=== Exercise brief ===
Convert the material below into a JSON list of strings, with one string per line and no entries for blank lines.

Items listed in a dataset
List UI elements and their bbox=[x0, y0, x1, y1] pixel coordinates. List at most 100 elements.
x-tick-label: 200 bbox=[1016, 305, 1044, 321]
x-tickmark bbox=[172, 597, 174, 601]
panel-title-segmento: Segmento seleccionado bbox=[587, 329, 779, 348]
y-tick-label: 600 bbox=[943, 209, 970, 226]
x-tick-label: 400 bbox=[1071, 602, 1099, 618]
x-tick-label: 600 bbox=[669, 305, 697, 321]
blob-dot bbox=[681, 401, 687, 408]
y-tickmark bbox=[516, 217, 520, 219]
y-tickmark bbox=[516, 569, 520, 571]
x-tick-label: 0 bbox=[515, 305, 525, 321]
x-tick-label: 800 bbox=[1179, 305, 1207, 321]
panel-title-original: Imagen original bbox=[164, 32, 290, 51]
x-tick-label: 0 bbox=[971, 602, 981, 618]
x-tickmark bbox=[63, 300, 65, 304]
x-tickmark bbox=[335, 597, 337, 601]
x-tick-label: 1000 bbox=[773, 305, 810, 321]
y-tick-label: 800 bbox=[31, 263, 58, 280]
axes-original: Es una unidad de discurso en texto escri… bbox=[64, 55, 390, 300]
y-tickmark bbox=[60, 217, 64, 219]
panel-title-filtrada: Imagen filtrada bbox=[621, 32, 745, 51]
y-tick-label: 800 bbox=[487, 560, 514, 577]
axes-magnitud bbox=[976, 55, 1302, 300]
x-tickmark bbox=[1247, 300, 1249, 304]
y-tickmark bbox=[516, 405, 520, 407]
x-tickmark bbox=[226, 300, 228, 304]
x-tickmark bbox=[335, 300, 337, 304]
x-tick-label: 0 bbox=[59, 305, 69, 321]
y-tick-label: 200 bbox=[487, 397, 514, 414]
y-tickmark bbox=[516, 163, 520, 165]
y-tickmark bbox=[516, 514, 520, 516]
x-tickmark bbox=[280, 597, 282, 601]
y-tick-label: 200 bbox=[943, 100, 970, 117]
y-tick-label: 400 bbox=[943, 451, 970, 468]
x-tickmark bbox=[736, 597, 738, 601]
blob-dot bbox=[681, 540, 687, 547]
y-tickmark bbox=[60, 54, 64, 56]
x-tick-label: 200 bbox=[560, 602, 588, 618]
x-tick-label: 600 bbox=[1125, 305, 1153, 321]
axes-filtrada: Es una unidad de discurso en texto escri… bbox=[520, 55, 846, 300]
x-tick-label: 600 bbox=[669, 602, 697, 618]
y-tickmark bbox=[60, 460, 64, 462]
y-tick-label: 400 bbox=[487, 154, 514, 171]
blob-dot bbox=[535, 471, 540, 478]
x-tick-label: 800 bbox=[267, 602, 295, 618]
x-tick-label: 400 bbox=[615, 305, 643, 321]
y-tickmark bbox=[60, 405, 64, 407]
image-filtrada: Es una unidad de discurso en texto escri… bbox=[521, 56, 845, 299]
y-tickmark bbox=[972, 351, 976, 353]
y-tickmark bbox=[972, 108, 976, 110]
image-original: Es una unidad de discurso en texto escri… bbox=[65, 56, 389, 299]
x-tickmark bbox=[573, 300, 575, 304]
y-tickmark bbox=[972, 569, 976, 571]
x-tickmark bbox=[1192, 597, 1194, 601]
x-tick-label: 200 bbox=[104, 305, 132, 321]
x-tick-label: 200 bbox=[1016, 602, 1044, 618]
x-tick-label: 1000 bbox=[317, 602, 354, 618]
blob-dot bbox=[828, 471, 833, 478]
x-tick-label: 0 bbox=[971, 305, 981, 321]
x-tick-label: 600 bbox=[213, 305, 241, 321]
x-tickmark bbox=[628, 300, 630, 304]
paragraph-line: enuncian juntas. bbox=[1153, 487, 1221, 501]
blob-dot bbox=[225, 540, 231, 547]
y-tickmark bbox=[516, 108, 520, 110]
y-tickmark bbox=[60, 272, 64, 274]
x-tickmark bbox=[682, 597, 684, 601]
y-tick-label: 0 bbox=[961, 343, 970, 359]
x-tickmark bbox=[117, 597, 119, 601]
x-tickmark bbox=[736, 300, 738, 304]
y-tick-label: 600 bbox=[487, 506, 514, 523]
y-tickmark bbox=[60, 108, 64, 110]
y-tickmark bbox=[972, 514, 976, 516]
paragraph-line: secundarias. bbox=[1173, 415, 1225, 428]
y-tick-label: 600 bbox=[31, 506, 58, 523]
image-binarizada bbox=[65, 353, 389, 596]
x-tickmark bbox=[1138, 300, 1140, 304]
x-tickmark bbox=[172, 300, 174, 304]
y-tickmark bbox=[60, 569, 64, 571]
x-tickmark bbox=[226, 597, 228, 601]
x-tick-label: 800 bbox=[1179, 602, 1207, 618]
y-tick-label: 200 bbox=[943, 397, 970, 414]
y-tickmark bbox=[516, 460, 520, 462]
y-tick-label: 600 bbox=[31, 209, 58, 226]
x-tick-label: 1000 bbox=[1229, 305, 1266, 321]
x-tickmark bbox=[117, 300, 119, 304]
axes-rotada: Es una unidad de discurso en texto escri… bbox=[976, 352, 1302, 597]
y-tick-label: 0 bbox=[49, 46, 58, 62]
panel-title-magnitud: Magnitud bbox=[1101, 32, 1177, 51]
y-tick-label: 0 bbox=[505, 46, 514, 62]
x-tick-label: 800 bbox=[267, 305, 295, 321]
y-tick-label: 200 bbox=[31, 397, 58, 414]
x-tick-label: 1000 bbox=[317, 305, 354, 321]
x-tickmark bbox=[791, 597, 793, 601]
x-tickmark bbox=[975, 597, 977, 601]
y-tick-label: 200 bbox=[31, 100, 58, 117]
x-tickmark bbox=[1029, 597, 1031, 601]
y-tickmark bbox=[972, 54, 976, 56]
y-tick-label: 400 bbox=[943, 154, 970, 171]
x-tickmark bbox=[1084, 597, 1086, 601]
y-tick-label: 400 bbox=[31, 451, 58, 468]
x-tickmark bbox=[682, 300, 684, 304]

=== Task solution ===
[
  "List UI elements and their bbox=[x0, y0, x1, y1] pixel coordinates. List at most 100 elements.",
  "x-tick-label: 200 bbox=[1016, 305, 1044, 321]",
  "x-tickmark bbox=[172, 597, 174, 601]",
  "panel-title-segmento: Segmento seleccionado bbox=[587, 329, 779, 348]",
  "y-tick-label: 600 bbox=[943, 209, 970, 226]",
  "x-tick-label: 400 bbox=[1071, 602, 1099, 618]",
  "x-tick-label: 600 bbox=[669, 305, 697, 321]",
  "blob-dot bbox=[681, 401, 687, 408]",
  "y-tickmark bbox=[516, 217, 520, 219]",
  "y-tickmark bbox=[516, 569, 520, 571]",
  "x-tick-label: 0 bbox=[515, 305, 525, 321]",
  "x-tick-label: 800 bbox=[1179, 305, 1207, 321]",
  "panel-title-original: Imagen original bbox=[164, 32, 290, 51]",
  "x-tick-label: 0 bbox=[971, 602, 981, 618]",
  "x-tickmark bbox=[63, 300, 65, 304]",
  "x-tickmark bbox=[335, 597, 337, 601]",
  "x-tick-label: 1000 bbox=[773, 305, 810, 321]",
  "y-tick-label: 800 bbox=[31, 263, 58, 280]",
  "axes-original: Es una unidad de discurso en texto escri… bbox=[64, 55, 390, 300]",
  "y-tickmark bbox=[60, 217, 64, 219]",
  "panel-title-filtrada: Imagen filtrada bbox=[621, 32, 745, 51]",
  "y-tick-label: 800 bbox=[487, 560, 514, 577]",
  "axes-magnitud bbox=[976, 55, 1302, 300]",
  "x-tickmark bbox=[1247, 300, 1249, 304]",
  "y-tickmark bbox=[516, 405, 520, 407]",
  "x-tickmark bbox=[226, 300, 228, 304]",
  "x-tickmark bbox=[335, 300, 337, 304]",
  "x-tick-label: 0 bbox=[59, 305, 69, 321]",
  "y-tick-label: 200 bbox=[487, 397, 514, 414]",
  "y-tickmark bbox=[516, 163, 520, 165]",
  "y-tickmark bbox=[516, 514, 520, 516]",
  "x-tickmark bbox=[280, 597, 282, 601]",
  "y-tick-label: 200 bbox=[943, 100, 970, 117]",
  "y-tick-label: 400 bbox=[943, 451, 970, 468]",
  "x-tickmark bbox=[736, 597, 738, 601]",
  "blob-dot bbox=[681, 540, 687, 547]",
  "y-tickmark bbox=[60, 54, 64, 56]",
  "x-tick-label: 200 bbox=[560, 602, 588, 618]",
  "x-tick-label: 600 bbox=[1125, 305, 1153, 321]",
  "axes-filtrada: Es una unidad de discurso en texto escri… bbox=[520, 55, 846, 300]",
  "x-tick-label: 600 bbox=[669, 602, 697, 618]",
  "y-tickmark bbox=[60, 460, 64, 462]",
  "y-tick-label: 400 bbox=[487, 154, 514, 171]",
  "blob-dot bbox=[535, 471, 540, 478]",
  "x-tick-label: 800 bbox=[267, 602, 295, 618]",
  "x-tick-label: 400 bbox=[615, 305, 643, 321]",
  "y-tickmark bbox=[60, 405, 64, 407]",
  "image-filtrada: Es una unidad de discurso en texto escri… bbox=[521, 56, 845, 299]",
  "y-tickmark bbox=[972, 351, 976, 353]",
  "y-tickmark bbox=[972, 108, 976, 110]",
  "image-original: Es una unidad de discurso en texto escri… bbox=[65, 56, 389, 299]",
  "x-tickmark bbox=[573, 300, 575, 304]",
  "y-tickmark bbox=[972, 569, 976, 571]",
  "x-tickmark bbox=[1192, 597, 1194, 601]",
  "x-tick-label: 200 bbox=[104, 305, 132, 321]",
  "x-tick-label: 200 bbox=[1016, 602, 1044, 618]",
  "x-tick-label: 1000 bbox=[317, 602, 354, 618]",
  "blob-dot bbox=[828, 471, 833, 478]",
  "x-tick-label: 0 bbox=[971, 305, 981, 321]",
  "x-tick-label: 600 bbox=[213, 305, 241, 321]",
  "x-tickmark bbox=[628, 300, 630, 304]",
  "paragraph-line: enuncian juntas. bbox=[1153, 487, 1221, 501]",
  "blob-dot bbox=[225, 540, 231, 547]",
  "y-tickmark bbox=[516, 108, 520, 110]",
  "y-tickmark bbox=[60, 272, 64, 274]",
  "x-tickmark bbox=[682, 597, 684, 601]",
  "y-tick-label: 0 bbox=[961, 343, 970, 359]",
  "x-tickmark bbox=[117, 597, 119, 601]",
  "x-tickmark bbox=[736, 300, 738, 304]",
  "y-tick-label: 600 bbox=[487, 506, 514, 523]",
  "y-tickmark bbox=[60, 108, 64, 110]",
  "y-tickmark bbox=[972, 514, 976, 516]",
  "paragraph-line: secundarias. bbox=[1173, 415, 1225, 428]",
  "y-tick-label: 600 bbox=[31, 506, 58, 523]",
  "image-binarizada bbox=[65, 353, 389, 596]",
  "x-tickmark bbox=[1138, 300, 1140, 304]",
  "x-tickmark bbox=[172, 300, 174, 304]",
  "y-tickmark bbox=[60, 569, 64, 571]",
  "x-tickmark bbox=[226, 597, 228, 601]",
  "x-tick-label: 800 bbox=[1179, 602, 1207, 618]",
  "y-tick-label: 200 bbox=[943, 397, 970, 414]",
  "y-tickmark bbox=[516, 460, 520, 462]",
  "y-tick-label: 600 bbox=[31, 209, 58, 226]",
  "x-tick-label: 1000 bbox=[1229, 305, 1266, 321]",
  "x-tickmark bbox=[117, 300, 119, 304]",
  "axes-rotada: Es una unidad de discurso en texto escri… bbox=[976, 352, 1302, 597]",
  "y-tick-label: 0 bbox=[49, 46, 58, 62]",
  "panel-title-magnitud: Magnitud bbox=[1101, 32, 1177, 51]",
  "y-tick-label: 0 bbox=[505, 46, 514, 62]",
  "x-tick-label: 800 bbox=[267, 305, 295, 321]",
  "y-tick-label: 200 bbox=[31, 397, 58, 414]",
  "x-tick-label: 1000 bbox=[317, 305, 354, 321]",
  "x-tickmark bbox=[791, 597, 793, 601]",
  "x-tickmark bbox=[975, 597, 977, 601]",
  "y-tick-label: 200 bbox=[31, 100, 58, 117]",
  "x-tickmark bbox=[1029, 597, 1031, 601]",
  "y-tickmark bbox=[972, 54, 976, 56]",
  "y-tick-label: 400 bbox=[943, 154, 970, 171]",
  "x-tickmark bbox=[1084, 597, 1086, 601]",
  "y-tick-label: 400 bbox=[31, 451, 58, 468]",
  "x-tickmark bbox=[682, 300, 684, 304]"
]